__Prompt 1__: Reproduce the part of the passage on Rust allocators that begins with the words containing "In C, specific" and ends with "of use-after-free bugs.", copying it unchanged.

__Document__:

╭──

In C, specific allocation patterns often lead to custom malloc() replacements. Rust can express the same ideas through arena allocators, slab pools, and allocator crates, while still using lifetimes to prevent whole classes of use-after-free bugs.
在 C 里，只要分配模式特殊，往往就会想自己写一套 malloc() 替代方案。Rust 也能表达同样的思路，比如 arena 分配器、slab 池和各种 allocator crate，而且还可以借助生命周期，把一大类 use-after-free 错误提前扼杀掉。

Arena Allocators — Bulk Allocation, Bulk Free
Arena 分配器：批量分配，批量释放

An arena bumps a pointer forward as it allocates. Individual values are not freed one by one; the whole arena is discarded at once. That makes it perfect for request-scoped or frame-scoped workloads:
arena 分配器分配时就是把指针一路往前推。单个对象不会单独释放，而是在整个 arena 丢弃时一次性回收，所以它特别适合请求作用域、帧作用域这种批处理场景：

#![allow(unused)]
fn main() {
use bumpalo::Bump;

fn process_sensor_frame(raw_data: &[u8]) {
    let arena = Bump::new();
    let header = arena.alloc(parse_header(raw_data));
    let readings: &mut [f32] = arena.alloc_slice_fill_default(header.sensor_count);

    for (i, chunk) in raw_data[header.payload_offset..].chunks(4).enumerate() {
        if i < readings.len() {
            readings[i] = f32::from_le_bytes(chunk.try_into().unwrap());
        }
    }

    let avg = readings.iter().sum::<f32>() / readings.len() as f32;
    println!("Frame avg: {avg:.2}");
}
fn parse_header(_: &[u8]) -> Header { Header { sensor_count: 4, payload_offset: 8 } }
struct Header { sensor_count: usize, payload_offset: usize }
}

Arena vs standard allocator:
Arena 和标准分配器的对比：

Aspect 维度	`Vec::new()` / `Box::new()`	`Bump` arena
Alloc speed 分配速度	~25ns (`malloc`) 要走堆分配	~2ns (pointer bump) 只是挪一下指针
Free speed 释放速度	Per-object destructor 逐对象析构	O(1) bulk free O(1) 整体释放
Fragmentation 碎片化	Yes 会有	None within arena arena 内部基本没有
Lifetime safety 生命周期安全	Heap-based 依赖运行时 `Drop`	Lifetime-scoped 可被生命周期约束
Use case 场景	General purpose 通用场景	Request/frame/batch processing 请求、帧、批处理

Slab Allocators — Fixed-Size Object Pools
Slab 分配器：固定大小对象池

A slab allocator pre-allocates slots of the same size. Objects can be inserted and removed individually, but storage remains compact and O(1) to reuse:
slab 分配器会预先准备一堆等大小的槽位。对象虽然可以单独插入和删除，但存储仍然规整，复用起来也是 O(1)：

#![allow(unused)]
fn main() {
use slab::Slab;

struct Connection {
    id: u64,
    buffer: [u8; 1024],
    active: bool,
}

fn connection_pool_example() {
    let mut connections: Slab<Connection> = Slab::with_capacity(256);

    let key1 = connections.insert(Connection {
        id: 1001,
        buffer: [0; 1024],
        active: true,
    });

    let key2 = connections.insert(Connection {
        id: 1002,
        buffer: [0; 1024],
        active: true,
    });

    if let Some(conn) = connections.get_mut(key1) {
        conn.buffer[0..5].copy_from_slice(b"hello");
    }

    let removed = connections.remove(key2);
    assert_eq!(removed.id, 1002);

    let key3 = connections.insert(Connection {
        id: 1003,
        buffer: [0; 1024],
        active: true,
    });
    assert_eq!(key3, key2);
}
}

Implementing a Minimal Arena (for `no_std`)

╰──

__Task data__:

╭──

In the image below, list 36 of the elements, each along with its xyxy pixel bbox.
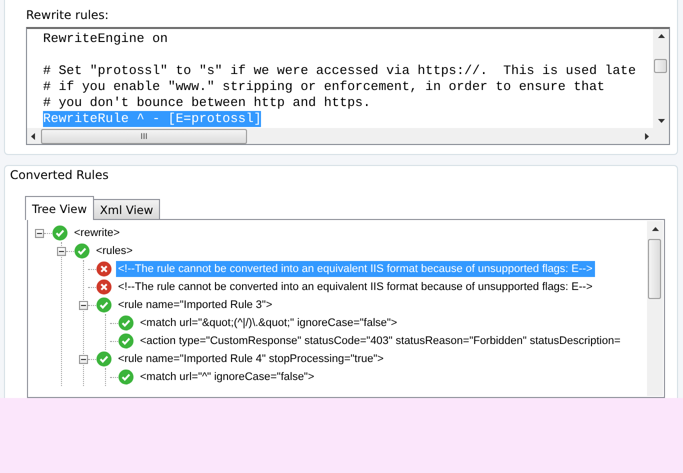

╰──
╭──

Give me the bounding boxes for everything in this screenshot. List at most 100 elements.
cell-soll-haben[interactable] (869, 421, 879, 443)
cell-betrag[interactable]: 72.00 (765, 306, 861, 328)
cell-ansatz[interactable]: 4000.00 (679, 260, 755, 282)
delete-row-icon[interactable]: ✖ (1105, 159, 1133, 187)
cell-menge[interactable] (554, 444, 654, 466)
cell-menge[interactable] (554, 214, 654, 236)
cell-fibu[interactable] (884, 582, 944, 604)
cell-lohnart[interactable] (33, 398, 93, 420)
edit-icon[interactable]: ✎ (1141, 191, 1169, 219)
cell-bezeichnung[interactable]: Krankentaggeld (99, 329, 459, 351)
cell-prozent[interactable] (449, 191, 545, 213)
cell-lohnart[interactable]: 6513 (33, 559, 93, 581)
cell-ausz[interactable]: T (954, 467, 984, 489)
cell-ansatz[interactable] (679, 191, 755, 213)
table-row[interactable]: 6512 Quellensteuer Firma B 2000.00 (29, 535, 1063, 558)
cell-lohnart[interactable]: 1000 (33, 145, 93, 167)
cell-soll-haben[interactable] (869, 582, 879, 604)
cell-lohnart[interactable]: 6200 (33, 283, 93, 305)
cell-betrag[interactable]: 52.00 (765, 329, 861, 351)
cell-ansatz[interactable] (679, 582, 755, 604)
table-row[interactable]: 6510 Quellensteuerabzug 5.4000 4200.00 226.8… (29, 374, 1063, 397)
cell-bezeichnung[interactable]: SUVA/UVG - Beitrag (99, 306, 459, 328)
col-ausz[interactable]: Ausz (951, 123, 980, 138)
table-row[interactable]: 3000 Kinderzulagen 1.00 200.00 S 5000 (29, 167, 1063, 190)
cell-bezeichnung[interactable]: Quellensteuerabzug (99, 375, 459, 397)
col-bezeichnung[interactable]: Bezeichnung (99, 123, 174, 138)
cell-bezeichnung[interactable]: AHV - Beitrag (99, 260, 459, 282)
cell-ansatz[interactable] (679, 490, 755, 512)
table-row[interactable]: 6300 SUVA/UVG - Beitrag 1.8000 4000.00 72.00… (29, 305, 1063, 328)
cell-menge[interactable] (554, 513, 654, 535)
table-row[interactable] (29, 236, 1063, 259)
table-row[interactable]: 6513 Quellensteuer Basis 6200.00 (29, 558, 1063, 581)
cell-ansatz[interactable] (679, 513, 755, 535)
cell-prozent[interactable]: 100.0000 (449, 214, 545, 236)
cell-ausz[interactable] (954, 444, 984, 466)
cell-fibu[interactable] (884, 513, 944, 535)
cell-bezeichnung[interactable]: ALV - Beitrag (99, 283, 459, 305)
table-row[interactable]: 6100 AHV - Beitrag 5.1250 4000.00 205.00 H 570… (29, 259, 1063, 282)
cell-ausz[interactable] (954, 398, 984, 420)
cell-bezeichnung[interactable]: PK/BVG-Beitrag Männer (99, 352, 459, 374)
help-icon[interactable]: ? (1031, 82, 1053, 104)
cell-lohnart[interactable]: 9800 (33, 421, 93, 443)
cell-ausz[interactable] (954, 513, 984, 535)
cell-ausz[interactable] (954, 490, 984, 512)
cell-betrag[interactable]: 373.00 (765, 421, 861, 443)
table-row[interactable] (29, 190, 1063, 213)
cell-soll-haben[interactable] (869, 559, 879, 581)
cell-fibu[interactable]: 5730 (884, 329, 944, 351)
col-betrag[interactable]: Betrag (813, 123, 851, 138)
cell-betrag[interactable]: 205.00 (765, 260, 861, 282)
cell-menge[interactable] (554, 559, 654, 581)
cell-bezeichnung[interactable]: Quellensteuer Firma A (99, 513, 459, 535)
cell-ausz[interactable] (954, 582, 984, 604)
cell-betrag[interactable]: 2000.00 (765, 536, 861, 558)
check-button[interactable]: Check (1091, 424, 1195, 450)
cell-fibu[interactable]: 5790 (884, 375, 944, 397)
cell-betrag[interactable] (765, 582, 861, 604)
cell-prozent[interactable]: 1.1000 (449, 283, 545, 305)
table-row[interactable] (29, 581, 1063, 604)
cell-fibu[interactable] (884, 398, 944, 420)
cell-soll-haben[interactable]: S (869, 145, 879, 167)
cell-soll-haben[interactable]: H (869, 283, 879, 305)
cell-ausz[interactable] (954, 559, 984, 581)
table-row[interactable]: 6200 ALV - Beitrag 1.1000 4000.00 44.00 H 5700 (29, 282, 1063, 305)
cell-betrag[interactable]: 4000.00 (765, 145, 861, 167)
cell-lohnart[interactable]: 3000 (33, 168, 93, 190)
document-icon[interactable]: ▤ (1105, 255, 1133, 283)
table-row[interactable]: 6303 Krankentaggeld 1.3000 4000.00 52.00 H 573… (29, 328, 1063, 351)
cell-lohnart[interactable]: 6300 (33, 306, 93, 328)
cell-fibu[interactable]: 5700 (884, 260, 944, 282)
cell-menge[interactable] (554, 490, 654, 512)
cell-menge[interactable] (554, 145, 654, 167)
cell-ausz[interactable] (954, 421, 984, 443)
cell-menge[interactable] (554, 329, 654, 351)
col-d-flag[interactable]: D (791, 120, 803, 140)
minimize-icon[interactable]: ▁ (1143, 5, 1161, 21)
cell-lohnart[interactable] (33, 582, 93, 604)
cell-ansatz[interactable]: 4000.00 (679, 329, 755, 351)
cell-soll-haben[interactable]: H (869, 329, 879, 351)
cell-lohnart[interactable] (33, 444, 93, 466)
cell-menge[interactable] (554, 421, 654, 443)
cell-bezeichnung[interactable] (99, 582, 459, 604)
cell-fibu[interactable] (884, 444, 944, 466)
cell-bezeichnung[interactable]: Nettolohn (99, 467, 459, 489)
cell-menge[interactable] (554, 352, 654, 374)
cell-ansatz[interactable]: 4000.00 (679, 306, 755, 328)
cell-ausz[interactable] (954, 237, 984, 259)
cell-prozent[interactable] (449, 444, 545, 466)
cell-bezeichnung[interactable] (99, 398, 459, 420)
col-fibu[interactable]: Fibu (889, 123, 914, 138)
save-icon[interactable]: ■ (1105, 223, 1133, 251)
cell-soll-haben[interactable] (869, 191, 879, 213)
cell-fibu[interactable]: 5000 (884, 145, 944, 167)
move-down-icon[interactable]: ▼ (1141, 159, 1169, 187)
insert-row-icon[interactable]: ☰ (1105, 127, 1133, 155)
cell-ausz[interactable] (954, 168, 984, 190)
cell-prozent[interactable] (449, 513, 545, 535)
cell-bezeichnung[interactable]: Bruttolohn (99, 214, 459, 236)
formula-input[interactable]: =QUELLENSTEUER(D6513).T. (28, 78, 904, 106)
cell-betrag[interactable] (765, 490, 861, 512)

╰──

__Prompt 2__: Locate each line of the rows above that contains the string "betrag", matching case exactly, and copy every such line.

__Exercise answer 1__:
In C, specific allocation patterns often lead to custom malloc() replacements. Rust can express the same ideas through arena allocators, slab pools, and allocator crates, while still using lifetimes to prevent whole classes of use-after-free bugs.

__Exercise answer 2__:
cell-betrag[interactable]: 72.00 (765, 306, 861, 328)
cell-betrag[interactable]: 52.00 (765, 329, 861, 351)
cell-betrag[interactable]: 373.00 (765, 421, 861, 443)
col-betrag[interactable]: Betrag (813, 123, 851, 138)
cell-betrag[interactable]: 205.00 (765, 260, 861, 282)
cell-betrag[interactable]: 2000.00 (765, 536, 861, 558)
cell-betrag[interactable] (765, 582, 861, 604)
cell-betrag[interactable]: 4000.00 (765, 145, 861, 167)
cell-betrag[interactable] (765, 490, 861, 512)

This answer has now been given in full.